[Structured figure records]
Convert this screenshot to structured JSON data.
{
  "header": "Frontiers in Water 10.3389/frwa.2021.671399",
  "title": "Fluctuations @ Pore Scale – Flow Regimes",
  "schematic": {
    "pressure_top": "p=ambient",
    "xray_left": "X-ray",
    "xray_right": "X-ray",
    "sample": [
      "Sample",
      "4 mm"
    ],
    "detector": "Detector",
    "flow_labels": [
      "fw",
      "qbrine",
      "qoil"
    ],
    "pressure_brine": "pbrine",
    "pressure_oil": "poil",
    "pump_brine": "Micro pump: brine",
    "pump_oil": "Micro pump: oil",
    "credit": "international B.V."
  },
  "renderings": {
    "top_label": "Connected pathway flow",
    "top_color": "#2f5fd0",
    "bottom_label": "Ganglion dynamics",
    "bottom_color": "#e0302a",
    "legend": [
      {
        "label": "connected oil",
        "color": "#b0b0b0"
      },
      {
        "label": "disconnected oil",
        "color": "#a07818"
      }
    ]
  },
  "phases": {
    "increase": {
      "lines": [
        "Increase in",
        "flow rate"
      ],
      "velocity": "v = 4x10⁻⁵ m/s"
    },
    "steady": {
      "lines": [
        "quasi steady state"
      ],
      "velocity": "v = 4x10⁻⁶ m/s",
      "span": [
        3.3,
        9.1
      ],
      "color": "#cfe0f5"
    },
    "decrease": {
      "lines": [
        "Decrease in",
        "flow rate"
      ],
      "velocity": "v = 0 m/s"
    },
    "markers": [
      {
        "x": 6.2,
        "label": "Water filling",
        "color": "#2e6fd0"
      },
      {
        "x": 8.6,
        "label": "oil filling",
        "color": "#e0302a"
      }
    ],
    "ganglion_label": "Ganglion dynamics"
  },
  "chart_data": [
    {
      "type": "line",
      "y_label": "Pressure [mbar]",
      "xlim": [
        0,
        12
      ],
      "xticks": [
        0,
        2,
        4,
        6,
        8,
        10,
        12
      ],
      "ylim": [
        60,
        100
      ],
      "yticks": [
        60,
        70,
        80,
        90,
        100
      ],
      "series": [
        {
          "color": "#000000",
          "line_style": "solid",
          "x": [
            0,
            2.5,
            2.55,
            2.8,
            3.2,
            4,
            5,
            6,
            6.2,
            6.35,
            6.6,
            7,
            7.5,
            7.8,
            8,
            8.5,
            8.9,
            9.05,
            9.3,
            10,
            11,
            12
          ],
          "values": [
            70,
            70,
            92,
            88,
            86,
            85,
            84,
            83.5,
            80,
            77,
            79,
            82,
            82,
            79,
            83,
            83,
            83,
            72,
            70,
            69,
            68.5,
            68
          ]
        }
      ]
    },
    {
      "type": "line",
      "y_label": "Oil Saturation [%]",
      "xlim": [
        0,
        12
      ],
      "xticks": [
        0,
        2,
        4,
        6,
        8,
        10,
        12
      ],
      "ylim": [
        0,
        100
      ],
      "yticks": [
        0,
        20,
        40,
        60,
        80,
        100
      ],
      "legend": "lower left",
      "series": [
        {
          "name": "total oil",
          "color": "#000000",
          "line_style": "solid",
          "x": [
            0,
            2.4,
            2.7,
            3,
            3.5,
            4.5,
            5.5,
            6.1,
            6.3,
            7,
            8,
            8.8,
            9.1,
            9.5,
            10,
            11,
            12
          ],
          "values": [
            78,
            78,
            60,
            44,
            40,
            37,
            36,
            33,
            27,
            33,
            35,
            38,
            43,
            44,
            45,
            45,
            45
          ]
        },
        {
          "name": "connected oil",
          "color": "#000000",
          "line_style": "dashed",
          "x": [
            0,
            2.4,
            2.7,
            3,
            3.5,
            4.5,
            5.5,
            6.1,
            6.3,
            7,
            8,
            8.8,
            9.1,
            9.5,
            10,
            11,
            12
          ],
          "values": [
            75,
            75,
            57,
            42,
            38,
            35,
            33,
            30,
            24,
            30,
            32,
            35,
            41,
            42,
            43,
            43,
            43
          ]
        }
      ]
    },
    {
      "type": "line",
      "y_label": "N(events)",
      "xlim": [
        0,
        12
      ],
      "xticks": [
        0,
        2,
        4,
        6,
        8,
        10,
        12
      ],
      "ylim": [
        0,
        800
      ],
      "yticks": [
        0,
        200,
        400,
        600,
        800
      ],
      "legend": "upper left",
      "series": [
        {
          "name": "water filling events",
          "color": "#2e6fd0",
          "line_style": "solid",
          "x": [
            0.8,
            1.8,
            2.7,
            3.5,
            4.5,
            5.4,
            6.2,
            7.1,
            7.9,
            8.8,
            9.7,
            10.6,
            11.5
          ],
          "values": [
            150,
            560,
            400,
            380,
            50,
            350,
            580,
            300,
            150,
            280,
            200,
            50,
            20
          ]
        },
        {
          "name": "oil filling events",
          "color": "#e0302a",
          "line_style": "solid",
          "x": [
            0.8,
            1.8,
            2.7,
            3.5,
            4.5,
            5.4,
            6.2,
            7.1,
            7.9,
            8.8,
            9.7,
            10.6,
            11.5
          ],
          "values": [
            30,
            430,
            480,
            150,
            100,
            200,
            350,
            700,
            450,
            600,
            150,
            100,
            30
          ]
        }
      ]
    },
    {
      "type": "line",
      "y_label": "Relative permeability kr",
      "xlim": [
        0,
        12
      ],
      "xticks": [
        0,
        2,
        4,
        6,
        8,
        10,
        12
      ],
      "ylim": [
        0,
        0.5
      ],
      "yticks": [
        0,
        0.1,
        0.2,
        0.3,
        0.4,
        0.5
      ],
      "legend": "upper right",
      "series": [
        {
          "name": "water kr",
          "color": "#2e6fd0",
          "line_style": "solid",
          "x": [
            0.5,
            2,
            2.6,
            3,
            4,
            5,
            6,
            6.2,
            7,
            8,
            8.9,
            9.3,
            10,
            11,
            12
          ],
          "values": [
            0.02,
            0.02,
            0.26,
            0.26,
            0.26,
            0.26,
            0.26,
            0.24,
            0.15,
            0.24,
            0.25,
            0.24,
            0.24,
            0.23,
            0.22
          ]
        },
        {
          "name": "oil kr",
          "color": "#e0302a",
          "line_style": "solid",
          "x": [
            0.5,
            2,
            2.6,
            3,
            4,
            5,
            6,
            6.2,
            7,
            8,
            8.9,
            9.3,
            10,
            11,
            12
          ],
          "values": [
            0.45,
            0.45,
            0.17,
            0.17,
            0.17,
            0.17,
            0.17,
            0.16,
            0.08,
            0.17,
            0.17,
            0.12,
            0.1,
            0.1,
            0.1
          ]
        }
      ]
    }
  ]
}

Exercise brief >> Gather from the entries above all lines that include the string "pump".

Complete answer >>
    "pump_brine": "Micro pump: brine",
    "pump_oil": "Micro pump: oil",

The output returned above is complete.